_Stored data_

— BEGIN —

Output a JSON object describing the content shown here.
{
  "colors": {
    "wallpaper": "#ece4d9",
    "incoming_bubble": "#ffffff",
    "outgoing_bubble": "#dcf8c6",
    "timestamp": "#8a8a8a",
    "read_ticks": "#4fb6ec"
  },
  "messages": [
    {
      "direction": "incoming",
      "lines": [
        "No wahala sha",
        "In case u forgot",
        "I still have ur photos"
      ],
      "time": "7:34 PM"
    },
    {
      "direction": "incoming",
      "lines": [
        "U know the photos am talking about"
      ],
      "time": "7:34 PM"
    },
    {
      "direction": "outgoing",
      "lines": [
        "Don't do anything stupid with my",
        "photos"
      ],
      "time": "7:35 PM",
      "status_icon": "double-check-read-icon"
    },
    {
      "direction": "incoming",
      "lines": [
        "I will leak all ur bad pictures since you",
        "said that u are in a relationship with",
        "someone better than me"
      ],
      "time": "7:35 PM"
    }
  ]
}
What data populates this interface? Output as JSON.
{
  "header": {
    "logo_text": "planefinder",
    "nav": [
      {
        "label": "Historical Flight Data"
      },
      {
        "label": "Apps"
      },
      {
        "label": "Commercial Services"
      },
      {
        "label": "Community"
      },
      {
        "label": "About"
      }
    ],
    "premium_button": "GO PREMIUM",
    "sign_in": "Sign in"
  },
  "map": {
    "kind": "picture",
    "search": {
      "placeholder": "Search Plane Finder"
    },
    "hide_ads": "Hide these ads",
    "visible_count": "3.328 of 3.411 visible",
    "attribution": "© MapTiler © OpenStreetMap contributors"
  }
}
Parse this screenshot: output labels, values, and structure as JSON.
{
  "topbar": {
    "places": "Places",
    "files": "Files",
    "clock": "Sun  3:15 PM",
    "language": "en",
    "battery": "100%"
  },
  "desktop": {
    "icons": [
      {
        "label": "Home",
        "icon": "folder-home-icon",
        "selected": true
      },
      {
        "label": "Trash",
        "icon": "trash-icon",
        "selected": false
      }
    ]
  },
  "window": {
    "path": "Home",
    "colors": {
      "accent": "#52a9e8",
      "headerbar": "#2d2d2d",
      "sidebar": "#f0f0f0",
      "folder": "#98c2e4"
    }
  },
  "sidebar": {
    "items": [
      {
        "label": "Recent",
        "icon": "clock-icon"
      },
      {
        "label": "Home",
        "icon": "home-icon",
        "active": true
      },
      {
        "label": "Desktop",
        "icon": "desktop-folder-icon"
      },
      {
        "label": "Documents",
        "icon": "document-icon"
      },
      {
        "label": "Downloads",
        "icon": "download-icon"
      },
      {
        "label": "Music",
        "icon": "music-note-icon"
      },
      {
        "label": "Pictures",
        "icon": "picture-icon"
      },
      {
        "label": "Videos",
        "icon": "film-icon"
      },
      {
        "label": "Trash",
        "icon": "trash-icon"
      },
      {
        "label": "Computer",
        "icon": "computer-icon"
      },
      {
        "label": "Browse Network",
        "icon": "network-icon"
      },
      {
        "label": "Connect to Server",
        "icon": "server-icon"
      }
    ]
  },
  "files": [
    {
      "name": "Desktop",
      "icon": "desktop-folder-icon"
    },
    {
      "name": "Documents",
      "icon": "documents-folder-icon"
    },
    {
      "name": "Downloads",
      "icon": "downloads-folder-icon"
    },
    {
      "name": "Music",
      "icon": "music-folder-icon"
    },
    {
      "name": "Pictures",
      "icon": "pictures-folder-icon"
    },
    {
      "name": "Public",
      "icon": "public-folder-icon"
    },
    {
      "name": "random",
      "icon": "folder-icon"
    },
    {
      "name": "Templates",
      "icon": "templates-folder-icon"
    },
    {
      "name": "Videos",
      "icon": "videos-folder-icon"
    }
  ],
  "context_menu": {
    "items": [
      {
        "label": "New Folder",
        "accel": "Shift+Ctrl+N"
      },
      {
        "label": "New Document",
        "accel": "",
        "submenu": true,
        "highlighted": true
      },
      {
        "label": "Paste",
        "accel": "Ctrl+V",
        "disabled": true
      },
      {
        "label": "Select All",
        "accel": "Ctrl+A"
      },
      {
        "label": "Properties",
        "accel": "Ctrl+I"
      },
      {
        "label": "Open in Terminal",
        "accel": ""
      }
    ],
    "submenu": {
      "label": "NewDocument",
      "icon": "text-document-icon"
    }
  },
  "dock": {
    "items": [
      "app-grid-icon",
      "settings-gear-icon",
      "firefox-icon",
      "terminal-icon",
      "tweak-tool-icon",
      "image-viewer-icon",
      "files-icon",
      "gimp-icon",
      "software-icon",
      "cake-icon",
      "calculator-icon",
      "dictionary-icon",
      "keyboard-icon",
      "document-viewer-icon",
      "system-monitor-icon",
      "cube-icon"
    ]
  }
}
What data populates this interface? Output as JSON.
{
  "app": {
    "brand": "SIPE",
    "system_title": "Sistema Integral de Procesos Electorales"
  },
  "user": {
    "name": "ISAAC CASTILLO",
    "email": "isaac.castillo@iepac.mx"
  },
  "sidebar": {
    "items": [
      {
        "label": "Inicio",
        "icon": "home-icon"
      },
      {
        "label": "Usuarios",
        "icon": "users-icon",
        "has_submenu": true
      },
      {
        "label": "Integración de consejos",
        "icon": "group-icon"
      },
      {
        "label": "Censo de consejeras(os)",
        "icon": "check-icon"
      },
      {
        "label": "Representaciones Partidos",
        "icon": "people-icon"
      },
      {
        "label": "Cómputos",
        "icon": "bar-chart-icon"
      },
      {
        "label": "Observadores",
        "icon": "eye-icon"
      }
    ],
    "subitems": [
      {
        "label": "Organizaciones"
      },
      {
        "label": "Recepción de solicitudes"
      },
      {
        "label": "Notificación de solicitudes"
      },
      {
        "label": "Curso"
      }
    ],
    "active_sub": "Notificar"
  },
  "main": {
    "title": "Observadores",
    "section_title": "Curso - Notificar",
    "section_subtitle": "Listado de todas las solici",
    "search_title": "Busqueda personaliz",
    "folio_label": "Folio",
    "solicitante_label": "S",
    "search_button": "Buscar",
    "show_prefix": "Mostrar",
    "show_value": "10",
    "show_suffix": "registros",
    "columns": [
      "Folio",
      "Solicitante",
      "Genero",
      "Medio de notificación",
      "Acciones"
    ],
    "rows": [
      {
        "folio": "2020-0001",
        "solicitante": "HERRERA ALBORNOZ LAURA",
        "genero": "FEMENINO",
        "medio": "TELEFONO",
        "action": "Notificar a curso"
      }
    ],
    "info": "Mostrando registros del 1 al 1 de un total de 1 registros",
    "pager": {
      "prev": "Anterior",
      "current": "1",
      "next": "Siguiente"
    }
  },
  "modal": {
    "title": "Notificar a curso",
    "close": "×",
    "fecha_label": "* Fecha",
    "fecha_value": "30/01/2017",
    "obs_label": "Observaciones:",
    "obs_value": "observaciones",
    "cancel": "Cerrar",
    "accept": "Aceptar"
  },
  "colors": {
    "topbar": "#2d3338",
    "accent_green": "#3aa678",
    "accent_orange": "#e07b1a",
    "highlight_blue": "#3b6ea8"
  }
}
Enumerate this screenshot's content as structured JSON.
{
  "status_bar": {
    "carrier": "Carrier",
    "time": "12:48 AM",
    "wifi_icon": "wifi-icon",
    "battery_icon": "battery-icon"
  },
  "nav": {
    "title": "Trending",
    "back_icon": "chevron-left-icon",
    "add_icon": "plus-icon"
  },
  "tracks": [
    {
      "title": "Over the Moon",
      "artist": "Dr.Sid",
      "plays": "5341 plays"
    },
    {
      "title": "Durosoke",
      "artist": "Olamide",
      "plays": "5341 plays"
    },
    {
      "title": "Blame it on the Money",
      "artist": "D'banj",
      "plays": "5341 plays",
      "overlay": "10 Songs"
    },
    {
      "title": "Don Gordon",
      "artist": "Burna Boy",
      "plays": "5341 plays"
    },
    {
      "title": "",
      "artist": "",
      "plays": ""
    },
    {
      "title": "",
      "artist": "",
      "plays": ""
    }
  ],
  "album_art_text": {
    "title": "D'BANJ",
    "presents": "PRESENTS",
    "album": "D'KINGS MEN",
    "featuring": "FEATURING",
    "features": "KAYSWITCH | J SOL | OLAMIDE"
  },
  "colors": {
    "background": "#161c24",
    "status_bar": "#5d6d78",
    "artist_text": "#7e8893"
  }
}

— END —

_WRITTEN PROBLEM_
Only the number is wanted: how many lines contain the string "solicitudes"?

_REPLY TO THE EXERCISE_
2